#### EXERCISE PROMPT
Copy everything in the data below exactly except the pictures.

──────── RAW DATA

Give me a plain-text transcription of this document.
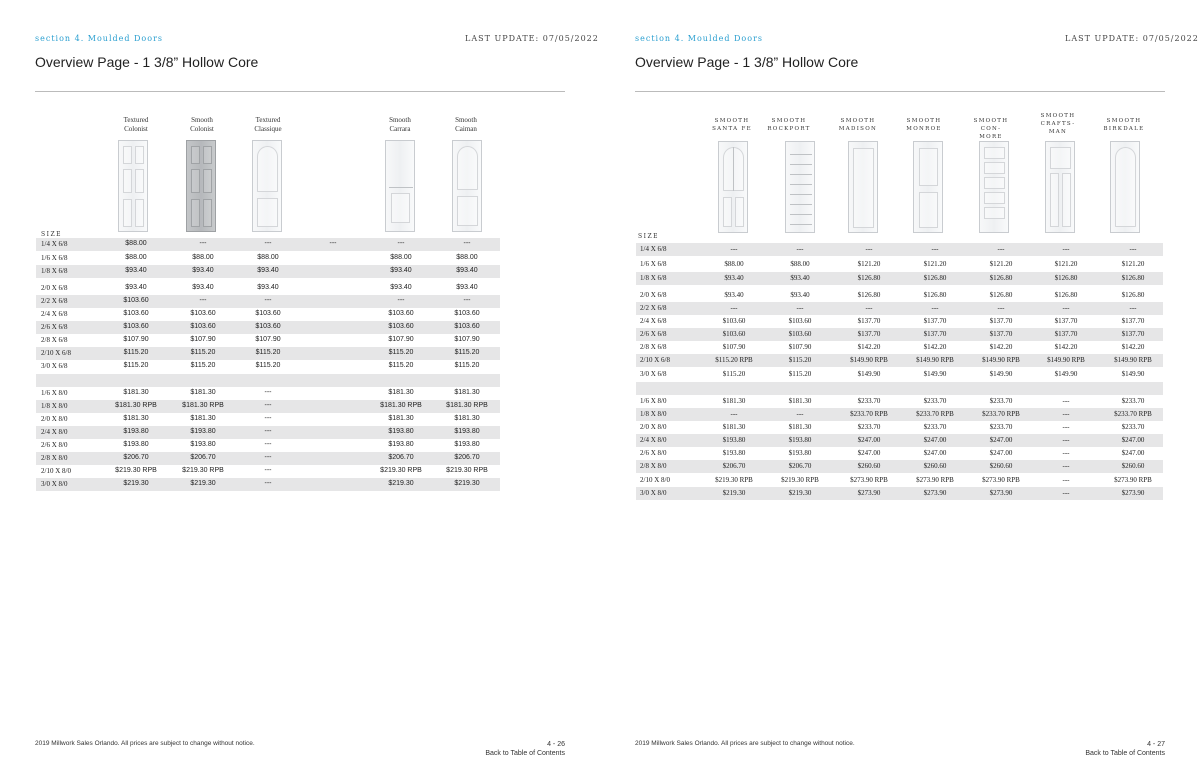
section 4. Moulded Doors	LAST UPDATE: 07/05/2022
Overview Page - 1 3/8” Hollow Core
2019 Millwork Sales Orlando. All prices are subject to change without notice.	4 - 26
Back to Table of Contents
Textured
Colonist
Smooth
Colonist
Textured
Classique
Smooth
Carrara
Smooth
Caiman
SIZE
1/4 X 6/8	$88.00	---	---	---	---	---
1/6 X 6/8	$88.00	$88.00	$88.00	$88.00	$88.00
1/8 X 6/8	$93.40	$93.40	$93.40	$93.40	$93.40
2/0 X 6/8	$93.40	$93.40	$93.40	$93.40	$93.40
2/2 X 6/8	$103.60	---	---	---	---
2/4 X 6/8	$103.60	$103.60	$103.60	$103.60	$103.60
2/6 X 6/8	$103.60	$103.60	$103.60	$103.60	$103.60
2/8 X 6/8	$107.90	$107.90	$107.90	$107.90	$107.90
2/10 X 6/8	$115.20	$115.20	$115.20	$115.20	$115.20
3/0 X 6/8	$115.20	$115.20	$115.20	$115.20	$115.20
1/6 X 8/0	$181.30	$181.30	---	$181.30	$181.30
1/8 X 8/0	$181.30 RPB	$181.30 RPB	---	$181.30 RPB	$181.30 RPB
2/0 X 8/0	$181.30	$181.30	---	$181.30	$181.30
2/4 X 8/0	$193.80	$193.80	---	$193.80	$193.80
2/6 X 8/0	$193.80	$193.80	---	$193.80	$193.80
2/8 X 8/0	$206.70	$206.70	---	$206.70	$206.70
2/10 X 8/0	$219.30 RPB	$219.30 RPB	---	$219.30 RPB	$219.30 RPB
3/0 X 8/0	$219.30	$219.30	---	$219.30	$219.30
section 4. Moulded Doors	LAST UPDATE: 07/05/2022
Overview Page - 1 3/8” Hollow Core
2019 Millwork Sales Orlando. All prices are subject to change without notice.	4 - 27
Back to Table of Contents
SMOOTH
SANTA FE
SMOOTH
ROCKPORT
SMOOTH
MADISON
SMOOTH
MONROE
SMOOTH
CON-
MORE
SMOOTH
CRAFTS-
MAN
SMOOTH
BIRKDALE
SIZE
1/4 X 6/8	---	---	---	---	---	---	---
1/6 X 6/8	$88.00	$88.00	$121.20	$121.20	$121.20	$121.20	$121.20
1/8 X 6/8	$93.40	$93.40	$126.80	$126.80	$126.80	$126.80	$126.80
2/0 X 6/8	$93.40	$93.40	$126.80	$126.80	$126.80	$126.80	$126.80
2/2 X 6/8	---	---	---	---	---	---	---
2/4 X 6/8	$103.60	$103.60	$137.70	$137.70	$137.70	$137.70	$137.70
2/6 X 6/8	$103.60	$103.60	$137.70	$137.70	$137.70	$137.70	$137.70
2/8 X 6/8	$107.90	$107.90	$142.20	$142.20	$142.20	$142.20	$142.20
2/10 X 6/8	$115.20 RPB	$115.20	$149.90 RPB	$149.90 RPB	$149.90 RPB	$149.90 RPB	$149.90 RPB
3/0 X 6/8	$115.20	$115.20	$149.90	$149.90	$149.90	$149.90	$149.90
1/6 X 8/0	$181.30	$181.30	$233.70	$233.70	$233.70	---	$233.70
1/8 X 8/0	---	---	$233.70 RPB	$233.70 RPB	$233.70 RPB	---	$233.70 RPB
2/0 X 8/0	$181.30	$181.30	$233.70	$233.70	$233.70	---	$233.70
2/4 X 8/0	$193.80	$193.80	$247.00	$247.00	$247.00	---	$247.00
2/6 X 8/0	$193.80	$193.80	$247.00	$247.00	$247.00	---	$247.00
2/8 X 8/0	$206.70	$206.70	$260.60	$260.60	$260.60	---	$260.60
2/10 X 8/0	$219.30 RPB	$219.30 RPB	$273.90 RPB	$273.90 RPB	$273.90 RPB	---	$273.90 RPB
3/0 X 8/0	$219.30	$219.30	$273.90	$273.90	$273.90	---	$273.90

────────────────

#### PROBLEM SOLUTION
Give me a plain-text transcription of this document.
section 4. Moulded Doors	LAST UPDATE: 07/05/2022
Overview Page - 1 3/8” Hollow Core
2019 Millwork Sales Orlando. All prices are subject to change without notice.	4 - 26
Back to Table of Contents
Textured
Colonist
Smooth
Colonist
Textured
Classique
Smooth
Carrara
Smooth
Caiman
SIZE
1/4 X 6/8	$88.00	---	---	---	---	---
1/6 X 6/8	$88.00	$88.00	$88.00	$88.00	$88.00
1/8 X 6/8	$93.40	$93.40	$93.40	$93.40	$93.40
2/0 X 6/8	$93.40	$93.40	$93.40	$93.40	$93.40
2/2 X 6/8	$103.60	---	---	---	---
2/4 X 6/8	$103.60	$103.60	$103.60	$103.60	$103.60
2/6 X 6/8	$103.60	$103.60	$103.60	$103.60	$103.60
2/8 X 6/8	$107.90	$107.90	$107.90	$107.90	$107.90
2/10 X 6/8	$115.20	$115.20	$115.20	$115.20	$115.20
3/0 X 6/8	$115.20	$115.20	$115.20	$115.20	$115.20
1/6 X 8/0	$181.30	$181.30	---	$181.30	$181.30
1/8 X 8/0	$181.30 RPB	$181.30 RPB	---	$181.30 RPB	$181.30 RPB
2/0 X 8/0	$181.30	$181.30	---	$181.30	$181.30
2/4 X 8/0	$193.80	$193.80	---	$193.80	$193.80
2/6 X 8/0	$193.80	$193.80	---	$193.80	$193.80
2/8 X 8/0	$206.70	$206.70	---	$206.70	$206.70
2/10 X 8/0	$219.30 RPB	$219.30 RPB	---	$219.30 RPB	$219.30 RPB
3/0 X 8/0	$219.30	$219.30	---	$219.30	$219.30
section 4. Moulded Doors	LAST UPDATE: 07/05/2022
Overview Page - 1 3/8” Hollow Core
2019 Millwork Sales Orlando. All prices are subject to change without notice.	4 - 27
Back to Table of Contents
SMOOTH
SANTA FE
SMOOTH
ROCKPORT
SMOOTH
MADISON
SMOOTH
MONROE
SMOOTH
CON-
MORE
SMOOTH
CRAFTS-
MAN
SMOOTH
BIRKDALE
SIZE
1/4 X 6/8	---	---	---	---	---	---	---
1/6 X 6/8	$88.00	$88.00	$121.20	$121.20	$121.20	$121.20	$121.20
1/8 X 6/8	$93.40	$93.40	$126.80	$126.80	$126.80	$126.80	$126.80
2/0 X 6/8	$93.40	$93.40	$126.80	$126.80	$126.80	$126.80	$126.80
2/2 X 6/8	---	---	---	---	---	---	---
2/4 X 6/8	$103.60	$103.60	$137.70	$137.70	$137.70	$137.70	$137.70
2/6 X 6/8	$103.60	$103.60	$137.70	$137.70	$137.70	$137.70	$137.70
2/8 X 6/8	$107.90	$107.90	$142.20	$142.20	$142.20	$142.20	$142.20
2/10 X 6/8	$115.20 RPB	$115.20	$149.90 RPB	$149.90 RPB	$149.90 RPB	$149.90 RPB	$149.90 RPB
3/0 X 6/8	$115.20	$115.20	$149.90	$149.90	$149.90	$149.90	$149.90
1/6 X 8/0	$181.30	$181.30	$233.70	$233.70	$233.70	---	$233.70
1/8 X 8/0	---	---	$233.70 RPB	$233.70 RPB	$233.70 RPB	---	$233.70 RPB
2/0 X 8/0	$181.30	$181.30	$233.70	$233.70	$233.70	---	$233.70
2/4 X 8/0	$193.80	$193.80	$247.00	$247.00	$247.00	---	$247.00
2/6 X 8/0	$193.80	$193.80	$247.00	$247.00	$247.00	---	$247.00
2/8 X 8/0	$206.70	$206.70	$260.60	$260.60	$260.60	---	$260.60
2/10 X 8/0	$219.30 RPB	$219.30 RPB	$273.90 RPB	$273.90 RPB	$273.90 RPB	---	$273.90 RPB
3/0 X 8/0	$219.30	$219.30	$273.90	$273.90	$273.90	---	$273.90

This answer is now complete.